> **THE INPUT**
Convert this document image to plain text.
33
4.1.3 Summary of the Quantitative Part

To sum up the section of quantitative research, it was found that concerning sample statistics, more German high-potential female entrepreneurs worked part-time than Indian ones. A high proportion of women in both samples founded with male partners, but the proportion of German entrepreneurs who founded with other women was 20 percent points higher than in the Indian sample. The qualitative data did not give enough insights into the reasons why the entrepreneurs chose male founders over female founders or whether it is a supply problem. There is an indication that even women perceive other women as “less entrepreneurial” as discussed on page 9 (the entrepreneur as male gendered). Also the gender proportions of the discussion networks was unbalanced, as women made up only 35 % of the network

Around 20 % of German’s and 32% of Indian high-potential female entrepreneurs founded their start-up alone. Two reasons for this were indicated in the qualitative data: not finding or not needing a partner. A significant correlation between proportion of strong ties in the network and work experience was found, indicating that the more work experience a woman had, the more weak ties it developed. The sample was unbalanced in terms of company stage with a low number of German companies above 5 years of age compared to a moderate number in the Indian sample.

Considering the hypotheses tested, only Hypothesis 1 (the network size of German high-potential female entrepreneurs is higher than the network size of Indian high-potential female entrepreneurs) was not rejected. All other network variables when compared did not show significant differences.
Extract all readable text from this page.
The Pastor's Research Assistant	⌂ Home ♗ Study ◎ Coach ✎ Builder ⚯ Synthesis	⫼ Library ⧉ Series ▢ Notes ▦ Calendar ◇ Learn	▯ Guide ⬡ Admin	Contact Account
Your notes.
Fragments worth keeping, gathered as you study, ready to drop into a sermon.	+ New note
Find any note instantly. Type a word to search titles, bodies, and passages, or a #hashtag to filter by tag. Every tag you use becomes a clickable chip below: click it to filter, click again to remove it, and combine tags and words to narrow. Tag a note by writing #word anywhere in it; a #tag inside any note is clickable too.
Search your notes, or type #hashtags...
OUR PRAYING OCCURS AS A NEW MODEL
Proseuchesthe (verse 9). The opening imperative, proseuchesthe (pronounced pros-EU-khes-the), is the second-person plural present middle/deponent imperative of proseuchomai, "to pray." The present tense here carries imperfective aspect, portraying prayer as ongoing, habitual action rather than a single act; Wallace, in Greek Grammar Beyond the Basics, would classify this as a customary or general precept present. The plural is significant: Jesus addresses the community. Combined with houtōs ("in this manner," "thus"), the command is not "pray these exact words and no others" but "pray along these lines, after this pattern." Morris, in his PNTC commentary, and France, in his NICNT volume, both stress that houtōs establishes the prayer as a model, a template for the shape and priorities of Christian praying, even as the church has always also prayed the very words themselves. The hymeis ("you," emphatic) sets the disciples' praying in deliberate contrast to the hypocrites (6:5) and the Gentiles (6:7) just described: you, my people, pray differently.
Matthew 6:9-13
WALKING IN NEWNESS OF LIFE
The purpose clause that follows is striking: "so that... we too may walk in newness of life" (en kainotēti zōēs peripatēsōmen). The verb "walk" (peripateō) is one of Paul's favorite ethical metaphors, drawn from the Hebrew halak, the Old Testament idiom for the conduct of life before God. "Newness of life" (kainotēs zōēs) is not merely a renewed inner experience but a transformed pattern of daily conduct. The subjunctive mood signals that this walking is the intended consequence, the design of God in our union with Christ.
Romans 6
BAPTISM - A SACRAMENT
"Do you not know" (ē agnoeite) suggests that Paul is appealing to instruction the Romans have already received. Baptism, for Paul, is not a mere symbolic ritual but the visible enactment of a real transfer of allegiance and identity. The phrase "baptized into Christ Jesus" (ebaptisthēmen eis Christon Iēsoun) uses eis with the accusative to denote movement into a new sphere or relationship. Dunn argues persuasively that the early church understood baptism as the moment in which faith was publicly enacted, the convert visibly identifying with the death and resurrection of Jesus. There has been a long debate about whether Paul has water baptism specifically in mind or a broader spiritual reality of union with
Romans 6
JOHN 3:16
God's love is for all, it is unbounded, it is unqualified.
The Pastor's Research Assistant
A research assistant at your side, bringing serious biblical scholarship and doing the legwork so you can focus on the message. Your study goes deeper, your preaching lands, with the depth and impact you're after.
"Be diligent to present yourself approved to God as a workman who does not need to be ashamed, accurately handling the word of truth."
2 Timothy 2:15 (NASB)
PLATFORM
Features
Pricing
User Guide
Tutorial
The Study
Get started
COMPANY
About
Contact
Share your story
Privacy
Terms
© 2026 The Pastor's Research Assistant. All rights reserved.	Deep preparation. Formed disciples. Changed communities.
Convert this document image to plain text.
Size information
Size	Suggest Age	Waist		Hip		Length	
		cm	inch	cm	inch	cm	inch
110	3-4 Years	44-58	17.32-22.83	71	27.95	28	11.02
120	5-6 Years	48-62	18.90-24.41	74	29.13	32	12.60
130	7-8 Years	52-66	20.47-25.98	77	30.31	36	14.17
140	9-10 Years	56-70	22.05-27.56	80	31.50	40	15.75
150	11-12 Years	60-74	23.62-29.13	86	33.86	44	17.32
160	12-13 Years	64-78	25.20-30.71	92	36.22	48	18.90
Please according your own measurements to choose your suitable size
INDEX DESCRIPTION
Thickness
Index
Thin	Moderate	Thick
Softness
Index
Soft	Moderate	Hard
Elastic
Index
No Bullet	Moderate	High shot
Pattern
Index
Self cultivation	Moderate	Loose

> **EXERCISE PROMPT**
Which lines include the word "significant"? Copy every one of them.

> **TASK RESULT**
Around 20 % of German’s and 32% of Indian high-potential female entrepreneurs founded their start-up alone. Two reasons for this were indicated in the qualitative data: not finding or not needing a partner. A significant correlation between proportion of strong ties in the network and work experience was found, indicating that the more work experience a woman had, the more weak ties it developed. The sample was unbalanced in terms of company stage with a low number of German companies above 5 years of age compared to a moderate number in the Indian sample.
Considering the hypotheses tested, only Hypothesis 1 (the network size of German high-potential female entrepreneurs is higher than the network size of Indian high-potential female entrepreneurs) was not rejected. All other network variables when compared did not show significant differences.
Proseuchesthe (verse 9). The opening imperative, proseuchesthe (pronounced pros-EU-khes-the), is the second-person plural present middle/deponent imperative of proseuchomai, "to pray." The present tense here carries imperfective aspect, portraying prayer as ongoing, habitual action rather than a single act; Wallace, in Greek Grammar Beyond the Basics, would classify this as a customary or general precept present. The plural is significant: Jesus addresses the community. Combined with houtōs ("in this manner," "thus"), the command is not "pray these exact words and no others" but "pray along these lines, after this pattern." Morris, in his PNTC commentary, and France, in his NICNT volume, both stress that houtōs establishes the prayer as a model, a template for the shape and priorities of Christian praying, even as the church has always also prayed the very words themselves. The hymeis ("you," emphatic) sets the disciples' praying in deliberate contrast to the hypocrites (6:5) and the Gentiles (6:7) just described: you, my people, pray differently.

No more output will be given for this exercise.